• Task prompt: All of the records listed below should be retyped exactly.
━━━━
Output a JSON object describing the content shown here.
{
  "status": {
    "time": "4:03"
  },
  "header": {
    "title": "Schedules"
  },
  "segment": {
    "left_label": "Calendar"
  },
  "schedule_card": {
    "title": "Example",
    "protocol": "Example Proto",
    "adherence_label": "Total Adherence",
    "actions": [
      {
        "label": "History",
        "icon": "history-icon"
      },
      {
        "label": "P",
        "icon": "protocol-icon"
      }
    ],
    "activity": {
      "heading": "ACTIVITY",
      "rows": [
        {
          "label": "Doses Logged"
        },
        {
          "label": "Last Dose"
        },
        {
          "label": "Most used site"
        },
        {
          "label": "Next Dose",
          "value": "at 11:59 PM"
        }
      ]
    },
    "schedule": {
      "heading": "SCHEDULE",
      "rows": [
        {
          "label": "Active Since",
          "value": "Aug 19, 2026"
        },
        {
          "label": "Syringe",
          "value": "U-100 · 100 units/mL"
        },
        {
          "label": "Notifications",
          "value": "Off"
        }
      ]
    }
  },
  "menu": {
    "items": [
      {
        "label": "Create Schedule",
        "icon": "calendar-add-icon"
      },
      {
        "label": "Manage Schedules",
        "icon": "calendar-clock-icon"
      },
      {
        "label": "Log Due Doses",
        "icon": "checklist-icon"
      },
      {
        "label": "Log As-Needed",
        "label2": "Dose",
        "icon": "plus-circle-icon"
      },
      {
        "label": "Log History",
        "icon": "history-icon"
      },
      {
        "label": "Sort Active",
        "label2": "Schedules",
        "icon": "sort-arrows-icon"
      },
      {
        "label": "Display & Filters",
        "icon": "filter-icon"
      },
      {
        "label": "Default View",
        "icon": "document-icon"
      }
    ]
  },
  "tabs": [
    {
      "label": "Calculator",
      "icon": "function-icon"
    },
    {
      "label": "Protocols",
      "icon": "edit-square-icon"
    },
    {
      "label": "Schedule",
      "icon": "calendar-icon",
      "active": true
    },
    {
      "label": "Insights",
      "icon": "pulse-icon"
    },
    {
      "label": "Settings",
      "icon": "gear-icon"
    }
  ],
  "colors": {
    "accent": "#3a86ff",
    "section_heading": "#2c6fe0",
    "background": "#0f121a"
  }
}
━━━━
• Written answer:
Output a JSON object describing the content shown here.
{
  "status": {
    "time": "4:03"
  },
  "header": {
    "title": "Schedules"
  },
  "segment": {
    "left_label": "Calendar"
  },
  "schedule_card": {
    "title": "Example",
    "protocol": "Example Proto",
    "adherence_label": "Total Adherence",
    "actions": [
      {
        "label": "History",
        "icon": "history-icon"
      },
      {
        "label": "P",
        "icon": "protocol-icon"
      }
    ],
    "activity": {
      "heading": "ACTIVITY",
      "rows": [
        {
          "label": "Doses Logged"
        },
        {
          "label": "Last Dose"
        },
        {
          "label": "Most used site"
        },
        {
          "label": "Next Dose",
          "value": "at 11:59 PM"
        }
      ]
    },
    "schedule": {
      "heading": "SCHEDULE",
      "rows": [
        {
          "label": "Active Since",
          "value": "Aug 19, 2026"
        },
        {
          "label": "Syringe",
          "value": "U-100 · 100 units/mL"
        },
        {
          "label": "Notifications",
          "value": "Off"
        }
      ]
    }
  },
  "menu": {
    "items": [
      {
        "label": "Create Schedule",
        "icon": "calendar-add-icon"
      },
      {
        "label": "Manage Schedules",
        "icon": "calendar-clock-icon"
      },
      {
        "label": "Log Due Doses",
        "icon": "checklist-icon"
      },
      {
        "label": "Log As-Needed",
        "label2": "Dose",
        "icon": "plus-circle-icon"
      },
      {
        "label": "Log History",
        "icon": "history-icon"
      },
      {
        "label": "Sort Active",
        "label2": "Schedules",
        "icon": "sort-arrows-icon"
      },
      {
        "label": "Display & Filters",
        "icon": "filter-icon"
      },
      {
        "label": "Default View",
        "icon": "document-icon"
      }
    ]
  },
  "tabs": [
    {
      "label": "Calculator",
      "icon": "function-icon"
    },
    {
      "label": "Protocols",
      "icon": "edit-square-icon"
    },
    {
      "label": "Schedule",
      "icon": "calendar-icon",
      "active": true
    },
    {
      "label": "Insights",
      "icon": "pulse-icon"
    },
    {
      "label": "Settings",
      "icon": "gear-icon"
    }
  ],
  "colors": {
    "accent": "#3a86ff",
    "section_heading": "#2c6fe0",
    "background": "#0f121a"
  }
}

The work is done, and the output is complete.